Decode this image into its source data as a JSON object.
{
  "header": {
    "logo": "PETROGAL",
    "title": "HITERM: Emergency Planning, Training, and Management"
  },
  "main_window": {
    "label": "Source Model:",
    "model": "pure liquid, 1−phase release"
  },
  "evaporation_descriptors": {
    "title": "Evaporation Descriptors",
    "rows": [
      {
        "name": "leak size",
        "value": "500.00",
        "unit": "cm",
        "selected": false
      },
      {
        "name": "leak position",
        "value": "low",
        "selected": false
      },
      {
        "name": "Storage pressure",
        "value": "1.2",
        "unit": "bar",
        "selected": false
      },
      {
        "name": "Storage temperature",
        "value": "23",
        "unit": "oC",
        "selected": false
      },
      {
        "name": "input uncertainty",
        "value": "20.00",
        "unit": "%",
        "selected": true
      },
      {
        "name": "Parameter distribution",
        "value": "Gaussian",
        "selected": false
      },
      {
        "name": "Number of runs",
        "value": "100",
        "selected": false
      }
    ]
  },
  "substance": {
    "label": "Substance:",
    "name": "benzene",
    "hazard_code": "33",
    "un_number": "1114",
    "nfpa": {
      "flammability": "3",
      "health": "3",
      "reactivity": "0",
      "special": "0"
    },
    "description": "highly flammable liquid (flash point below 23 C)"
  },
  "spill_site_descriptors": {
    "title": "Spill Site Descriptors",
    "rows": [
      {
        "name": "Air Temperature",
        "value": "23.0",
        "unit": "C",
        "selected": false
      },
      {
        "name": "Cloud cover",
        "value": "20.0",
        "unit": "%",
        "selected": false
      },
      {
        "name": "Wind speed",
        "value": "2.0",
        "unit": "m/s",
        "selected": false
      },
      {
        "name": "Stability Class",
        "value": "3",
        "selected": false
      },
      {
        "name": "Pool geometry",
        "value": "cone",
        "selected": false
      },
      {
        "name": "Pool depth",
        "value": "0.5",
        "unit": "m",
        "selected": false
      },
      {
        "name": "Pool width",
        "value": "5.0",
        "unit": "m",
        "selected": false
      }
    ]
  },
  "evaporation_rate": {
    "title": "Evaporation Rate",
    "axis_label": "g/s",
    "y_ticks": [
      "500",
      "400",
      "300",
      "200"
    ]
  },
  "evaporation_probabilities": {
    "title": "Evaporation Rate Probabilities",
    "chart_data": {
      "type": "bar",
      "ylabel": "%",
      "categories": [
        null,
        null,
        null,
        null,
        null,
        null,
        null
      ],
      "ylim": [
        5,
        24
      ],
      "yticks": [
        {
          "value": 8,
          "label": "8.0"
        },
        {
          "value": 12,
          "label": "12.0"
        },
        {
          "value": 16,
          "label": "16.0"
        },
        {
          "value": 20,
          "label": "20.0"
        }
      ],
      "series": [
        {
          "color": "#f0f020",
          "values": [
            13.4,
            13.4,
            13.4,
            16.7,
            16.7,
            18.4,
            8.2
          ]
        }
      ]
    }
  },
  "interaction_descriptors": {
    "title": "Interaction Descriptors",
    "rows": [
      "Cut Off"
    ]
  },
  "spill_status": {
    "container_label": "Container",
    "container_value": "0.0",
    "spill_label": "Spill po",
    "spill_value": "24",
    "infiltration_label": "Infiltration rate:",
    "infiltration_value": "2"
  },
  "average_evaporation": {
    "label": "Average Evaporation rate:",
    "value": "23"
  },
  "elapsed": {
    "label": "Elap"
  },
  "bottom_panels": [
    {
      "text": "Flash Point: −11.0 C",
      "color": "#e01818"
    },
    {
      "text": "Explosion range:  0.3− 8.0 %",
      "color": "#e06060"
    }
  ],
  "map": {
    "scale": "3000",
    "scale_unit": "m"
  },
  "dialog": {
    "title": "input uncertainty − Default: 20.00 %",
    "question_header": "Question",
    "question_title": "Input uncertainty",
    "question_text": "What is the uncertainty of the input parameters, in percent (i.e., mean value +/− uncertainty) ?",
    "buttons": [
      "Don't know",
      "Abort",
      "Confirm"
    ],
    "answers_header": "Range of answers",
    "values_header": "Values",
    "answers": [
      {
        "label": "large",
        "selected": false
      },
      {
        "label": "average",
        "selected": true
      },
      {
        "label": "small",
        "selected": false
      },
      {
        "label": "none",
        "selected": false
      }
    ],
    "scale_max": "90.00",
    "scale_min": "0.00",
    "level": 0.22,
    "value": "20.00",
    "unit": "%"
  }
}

→ What the task asks: Copy out each line exactly as written.

→ Result for this exercise:
Decode this image into its source data as a JSON object.
{
  "header": {
    "logo": "PETROGAL",
    "title": "HITERM: Emergency Planning, Training, and Management"
  },
  "main_window": {
    "label": "Source Model:",
    "model": "pure liquid, 1−phase release"
  },
  "evaporation_descriptors": {
    "title": "Evaporation Descriptors",
    "rows": [
      {
        "name": "leak size",
        "value": "500.00",
        "unit": "cm",
        "selected": false
      },
      {
        "name": "leak position",
        "value": "low",
        "selected": false
      },
      {
        "name": "Storage pressure",
        "value": "1.2",
        "unit": "bar",
        "selected": false
      },
      {
        "name": "Storage temperature",
        "value": "23",
        "unit": "oC",
        "selected": false
      },
      {
        "name": "input uncertainty",
        "value": "20.00",
        "unit": "%",
        "selected": true
      },
      {
        "name": "Parameter distribution",
        "value": "Gaussian",
        "selected": false
      },
      {
        "name": "Number of runs",
        "value": "100",
        "selected": false
      }
    ]
  },
  "substance": {
    "label": "Substance:",
    "name": "benzene",
    "hazard_code": "33",
    "un_number": "1114",
    "nfpa": {
      "flammability": "3",
      "health": "3",
      "reactivity": "0",
      "special": "0"
    },
    "description": "highly flammable liquid (flash point below 23 C)"
  },
  "spill_site_descriptors": {
    "title": "Spill Site Descriptors",
    "rows": [
      {
        "name": "Air Temperature",
        "value": "23.0",
        "unit": "C",
        "selected": false
      },
      {
        "name": "Cloud cover",
        "value": "20.0",
        "unit": "%",
        "selected": false
      },
      {
        "name": "Wind speed",
        "value": "2.0",
        "unit": "m/s",
        "selected": false
      },
      {
        "name": "Stability Class",
        "value": "3",
        "selected": false
      },
      {
        "name": "Pool geometry",
        "value": "cone",
        "selected": false
      },
      {
        "name": "Pool depth",
        "value": "0.5",
        "unit": "m",
        "selected": false
      },
      {
        "name": "Pool width",
        "value": "5.0",
        "unit": "m",
        "selected": false
      }
    ]
  },
  "evaporation_rate": {
    "title": "Evaporation Rate",
    "axis_label": "g/s",
    "y_ticks": [
      "500",
      "400",
      "300",
      "200"
    ]
  },
  "evaporation_probabilities": {
    "title": "Evaporation Rate Probabilities",
    "chart_data": {
      "type": "bar",
      "ylabel": "%",
      "categories": [
        null,
        null,
        null,
        null,
        null,
        null,
        null
      ],
      "ylim": [
        5,
        24
      ],
      "yticks": [
        {
          "value": 8,
          "label": "8.0"
        },
        {
          "value": 12,
          "label": "12.0"
        },
        {
          "value": 16,
          "label": "16.0"
        },
        {
          "value": 20,
          "label": "20.0"
        }
      ],
      "series": [
        {
          "color": "#f0f020",
          "values": [
            13.4,
            13.4,
            13.4,
            16.7,
            16.7,
            18.4,
            8.2
          ]
        }
      ]
    }
  },
  "interaction_descriptors": {
    "title": "Interaction Descriptors",
    "rows": [
      "Cut Off"
    ]
  },
  "spill_status": {
    "container_label": "Container",
    "container_value": "0.0",
    "spill_label": "Spill po",
    "spill_value": "24",
    "infiltration_label": "Infiltration rate:",
    "infiltration_value": "2"
  },
  "average_evaporation": {
    "label": "Average Evaporation rate:",
    "value": "23"
  },
  "elapsed": {
    "label": "Elap"
  },
  "bottom_panels": [
    {
      "text": "Flash Point: −11.0 C",
      "color": "#e01818"
    },
    {
      "text": "Explosion range:  0.3− 8.0 %",
      "color": "#e06060"
    }
  ],
  "map": {
    "scale": "3000",
    "scale_unit": "m"
  },
  "dialog": {
    "title": "input uncertainty − Default: 20.00 %",
    "question_header": "Question",
    "question_title": "Input uncertainty",
    "question_text": "What is the uncertainty of the input parameters, in percent (i.e., mean value +/− uncertainty) ?",
    "buttons": [
      "Don't know",
      "Abort",
      "Confirm"
    ],
    "answers_header": "Range of answers",
    "values_header": "Values",
    "answers": [
      {
        "label": "large",
        "selected": false
      },
      {
        "label": "average",
        "selected": true
      },
      {
        "label": "small",
        "selected": false
      },
      {
        "label": "none",
        "selected": false
      }
    ],
    "scale_max": "90.00",
    "scale_min": "0.00",
    "level": 0.22,
    "value": "20.00",
    "unit": "%"
  }
}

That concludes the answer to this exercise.